---------- Extracted entries ----------

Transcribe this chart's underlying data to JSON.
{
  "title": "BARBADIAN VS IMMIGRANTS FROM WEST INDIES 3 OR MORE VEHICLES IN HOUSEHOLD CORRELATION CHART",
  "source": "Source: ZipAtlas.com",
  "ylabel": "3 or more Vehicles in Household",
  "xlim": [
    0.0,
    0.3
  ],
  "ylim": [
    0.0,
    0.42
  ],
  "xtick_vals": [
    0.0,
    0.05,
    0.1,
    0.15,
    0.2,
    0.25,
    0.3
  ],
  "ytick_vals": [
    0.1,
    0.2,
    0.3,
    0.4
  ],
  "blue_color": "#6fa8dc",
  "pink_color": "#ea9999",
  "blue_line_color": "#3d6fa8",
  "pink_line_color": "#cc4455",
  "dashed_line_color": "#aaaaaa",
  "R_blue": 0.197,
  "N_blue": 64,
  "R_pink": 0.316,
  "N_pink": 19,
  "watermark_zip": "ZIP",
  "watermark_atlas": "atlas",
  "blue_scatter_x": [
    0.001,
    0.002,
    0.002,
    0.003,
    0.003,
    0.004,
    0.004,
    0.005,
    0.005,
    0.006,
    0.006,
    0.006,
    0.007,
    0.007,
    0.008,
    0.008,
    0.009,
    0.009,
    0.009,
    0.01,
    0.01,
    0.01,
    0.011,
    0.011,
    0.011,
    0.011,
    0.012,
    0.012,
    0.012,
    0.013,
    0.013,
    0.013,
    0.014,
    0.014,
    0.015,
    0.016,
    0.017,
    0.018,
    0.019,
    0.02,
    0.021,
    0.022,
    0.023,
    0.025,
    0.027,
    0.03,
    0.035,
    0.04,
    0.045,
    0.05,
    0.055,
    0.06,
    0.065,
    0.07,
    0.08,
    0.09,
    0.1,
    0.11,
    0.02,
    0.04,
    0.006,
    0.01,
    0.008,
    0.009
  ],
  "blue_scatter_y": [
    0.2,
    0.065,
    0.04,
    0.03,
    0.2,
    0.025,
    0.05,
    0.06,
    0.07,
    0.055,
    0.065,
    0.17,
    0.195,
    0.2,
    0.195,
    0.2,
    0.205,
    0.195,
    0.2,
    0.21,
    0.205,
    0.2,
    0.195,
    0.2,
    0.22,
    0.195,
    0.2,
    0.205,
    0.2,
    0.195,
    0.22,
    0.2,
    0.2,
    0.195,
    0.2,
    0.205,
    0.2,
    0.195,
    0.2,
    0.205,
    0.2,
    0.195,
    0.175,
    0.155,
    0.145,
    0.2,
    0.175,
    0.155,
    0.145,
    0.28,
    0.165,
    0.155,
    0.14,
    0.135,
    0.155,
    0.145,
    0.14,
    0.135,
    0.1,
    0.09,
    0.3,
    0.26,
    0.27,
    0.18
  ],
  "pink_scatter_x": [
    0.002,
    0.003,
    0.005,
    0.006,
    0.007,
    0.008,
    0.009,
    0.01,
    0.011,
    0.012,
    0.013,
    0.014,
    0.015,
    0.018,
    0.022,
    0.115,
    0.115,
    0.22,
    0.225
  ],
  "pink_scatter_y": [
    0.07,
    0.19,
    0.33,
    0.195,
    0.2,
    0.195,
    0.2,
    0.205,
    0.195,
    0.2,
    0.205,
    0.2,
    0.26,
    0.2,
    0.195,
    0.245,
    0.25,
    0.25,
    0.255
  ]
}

----------

> [Given request]: Set down every record above exactly as given.

> [Task answer]:
Transcribe this chart's underlying data to JSON.
{
  "title": "BARBADIAN VS IMMIGRANTS FROM WEST INDIES 3 OR MORE VEHICLES IN HOUSEHOLD CORRELATION CHART",
  "source": "Source: ZipAtlas.com",
  "ylabel": "3 or more Vehicles in Household",
  "xlim": [
    0.0,
    0.3
  ],
  "ylim": [
    0.0,
    0.42
  ],
  "xtick_vals": [
    0.0,
    0.05,
    0.1,
    0.15,
    0.2,
    0.25,
    0.3
  ],
  "ytick_vals": [
    0.1,
    0.2,
    0.3,
    0.4
  ],
  "blue_color": "#6fa8dc",
  "pink_color": "#ea9999",
  "blue_line_color": "#3d6fa8",
  "pink_line_color": "#cc4455",
  "dashed_line_color": "#aaaaaa",
  "R_blue": 0.197,
  "N_blue": 64,
  "R_pink": 0.316,
  "N_pink": 19,
  "watermark_zip": "ZIP",
  "watermark_atlas": "atlas",
  "blue_scatter_x": [
    0.001,
    0.002,
    0.002,
    0.003,
    0.003,
    0.004,
    0.004,
    0.005,
    0.005,
    0.006,
    0.006,
    0.006,
    0.007,
    0.007,
    0.008,
    0.008,
    0.009,
    0.009,
    0.009,
    0.01,
    0.01,
    0.01,
    0.011,
    0.011,
    0.011,
    0.011,
    0.012,
    0.012,
    0.012,
    0.013,
    0.013,
    0.013,
    0.014,
    0.014,
    0.015,
    0.016,
    0.017,
    0.018,
    0.019,
    0.02,
    0.021,
    0.022,
    0.023,
    0.025,
    0.027,
    0.03,
    0.035,
    0.04,
    0.045,
    0.05,
    0.055,
    0.06,
    0.065,
    0.07,
    0.08,
    0.09,
    0.1,
    0.11,
    0.02,
    0.04,
    0.006,
    0.01,
    0.008,
    0.009
  ],
  "blue_scatter_y": [
    0.2,
    0.065,
    0.04,
    0.03,
    0.2,
    0.025,
    0.05,
    0.06,
    0.07,
    0.055,
    0.065,
    0.17,
    0.195,
    0.2,
    0.195,
    0.2,
    0.205,
    0.195,
    0.2,
    0.21,
    0.205,
    0.2,
    0.195,
    0.2,
    0.22,
    0.195,
    0.2,
    0.205,
    0.2,
    0.195,
    0.22,
    0.2,
    0.2,
    0.195,
    0.2,
    0.205,
    0.2,
    0.195,
    0.2,
    0.205,
    0.2,
    0.195,
    0.175,
    0.155,
    0.145,
    0.2,
    0.175,
    0.155,
    0.145,
    0.28,
    0.165,
    0.155,
    0.14,
    0.135,
    0.155,
    0.145,
    0.14,
    0.135,
    0.1,
    0.09,
    0.3,
    0.26,
    0.27,
    0.18
  ],
  "pink_scatter_x": [
    0.002,
    0.003,
    0.005,
    0.006,
    0.007,
    0.008,
    0.009,
    0.01,
    0.011,
    0.012,
    0.013,
    0.014,
    0.015,
    0.018,
    0.022,
    0.115,
    0.115,
    0.22,
    0.225
  ],
  "pink_scatter_y": [
    0.07,
    0.19,
    0.33,
    0.195,
    0.2,
    0.195,
    0.2,
    0.205,
    0.195,
    0.2,
    0.205,
    0.2,
    0.26,
    0.2,
    0.195,
    0.245,
    0.25,
    0.25,
    0.255
  ]
}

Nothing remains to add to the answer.